* **WHAT YOU SHOULD DO**: Reproduce every record below exactly as it appears.

— begin SOURCE MATERIAL —

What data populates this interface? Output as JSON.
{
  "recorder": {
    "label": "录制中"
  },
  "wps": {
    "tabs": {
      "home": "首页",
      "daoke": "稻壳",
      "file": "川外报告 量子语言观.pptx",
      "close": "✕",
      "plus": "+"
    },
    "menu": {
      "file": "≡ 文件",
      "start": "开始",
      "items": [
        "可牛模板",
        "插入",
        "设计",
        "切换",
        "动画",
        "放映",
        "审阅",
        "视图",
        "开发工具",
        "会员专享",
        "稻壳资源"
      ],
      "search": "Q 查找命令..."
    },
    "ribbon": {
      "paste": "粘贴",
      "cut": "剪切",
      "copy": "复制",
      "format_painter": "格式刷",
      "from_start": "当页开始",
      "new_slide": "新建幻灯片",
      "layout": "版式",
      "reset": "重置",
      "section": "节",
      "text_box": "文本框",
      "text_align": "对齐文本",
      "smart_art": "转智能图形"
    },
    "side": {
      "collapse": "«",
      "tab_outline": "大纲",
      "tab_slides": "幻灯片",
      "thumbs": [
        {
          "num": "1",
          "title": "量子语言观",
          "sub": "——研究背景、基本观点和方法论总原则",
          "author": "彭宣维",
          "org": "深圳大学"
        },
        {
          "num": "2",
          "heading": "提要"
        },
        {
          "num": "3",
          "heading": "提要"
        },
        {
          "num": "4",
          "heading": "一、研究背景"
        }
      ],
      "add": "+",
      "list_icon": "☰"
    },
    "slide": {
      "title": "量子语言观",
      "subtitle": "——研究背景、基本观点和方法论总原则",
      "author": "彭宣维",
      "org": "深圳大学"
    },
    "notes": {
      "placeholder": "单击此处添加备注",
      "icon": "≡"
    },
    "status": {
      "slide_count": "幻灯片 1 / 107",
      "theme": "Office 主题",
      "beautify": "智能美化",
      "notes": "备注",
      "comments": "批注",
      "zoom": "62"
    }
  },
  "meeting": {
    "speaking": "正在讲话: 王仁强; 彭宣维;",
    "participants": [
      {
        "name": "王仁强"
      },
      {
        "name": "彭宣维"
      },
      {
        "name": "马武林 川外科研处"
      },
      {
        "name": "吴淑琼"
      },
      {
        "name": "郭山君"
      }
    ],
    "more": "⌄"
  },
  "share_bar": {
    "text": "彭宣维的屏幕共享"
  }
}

— end SOURCE MATERIAL —

* **TASK SOLUTION**:
What data populates this interface? Output as JSON.
{
  "recorder": {
    "label": "录制中"
  },
  "wps": {
    "tabs": {
      "home": "首页",
      "daoke": "稻壳",
      "file": "川外报告 量子语言观.pptx",
      "close": "✕",
      "plus": "+"
    },
    "menu": {
      "file": "≡ 文件",
      "start": "开始",
      "items": [
        "可牛模板",
        "插入",
        "设计",
        "切换",
        "动画",
        "放映",
        "审阅",
        "视图",
        "开发工具",
        "会员专享",
        "稻壳资源"
      ],
      "search": "Q 查找命令..."
    },
    "ribbon": {
      "paste": "粘贴",
      "cut": "剪切",
      "copy": "复制",
      "format_painter": "格式刷",
      "from_start": "当页开始",
      "new_slide": "新建幻灯片",
      "layout": "版式",
      "reset": "重置",
      "section": "节",
      "text_box": "文本框",
      "text_align": "对齐文本",
      "smart_art": "转智能图形"
    },
    "side": {
      "collapse": "«",
      "tab_outline": "大纲",
      "tab_slides": "幻灯片",
      "thumbs": [
        {
          "num": "1",
          "title": "量子语言观",
          "sub": "——研究背景、基本观点和方法论总原则",
          "author": "彭宣维",
          "org": "深圳大学"
        },
        {
          "num": "2",
          "heading": "提要"
        },
        {
          "num": "3",
          "heading": "提要"
        },
        {
          "num": "4",
          "heading": "一、研究背景"
        }
      ],
      "add": "+",
      "list_icon": "☰"
    },
    "slide": {
      "title": "量子语言观",
      "subtitle": "——研究背景、基本观点和方法论总原则",
      "author": "彭宣维",
      "org": "深圳大学"
    },
    "notes": {
      "placeholder": "单击此处添加备注",
      "icon": "≡"
    },
    "status": {
      "slide_count": "幻灯片 1 / 107",
      "theme": "Office 主题",
      "beautify": "智能美化",
      "notes": "备注",
      "comments": "批注",
      "zoom": "62"
    }
  },
  "meeting": {
    "speaking": "正在讲话: 王仁强; 彭宣维;",
    "participants": [
      {
        "name": "王仁强"
      },
      {
        "name": "彭宣维"
      },
      {
        "name": "马武林 川外科研处"
      },
      {
        "name": "吴淑琼"
      },
      {
        "name": "郭山君"
      }
    ],
    "more": "⌄"
  },
  "share_bar": {
    "text": "彭宣维的屏幕共享"
  }
}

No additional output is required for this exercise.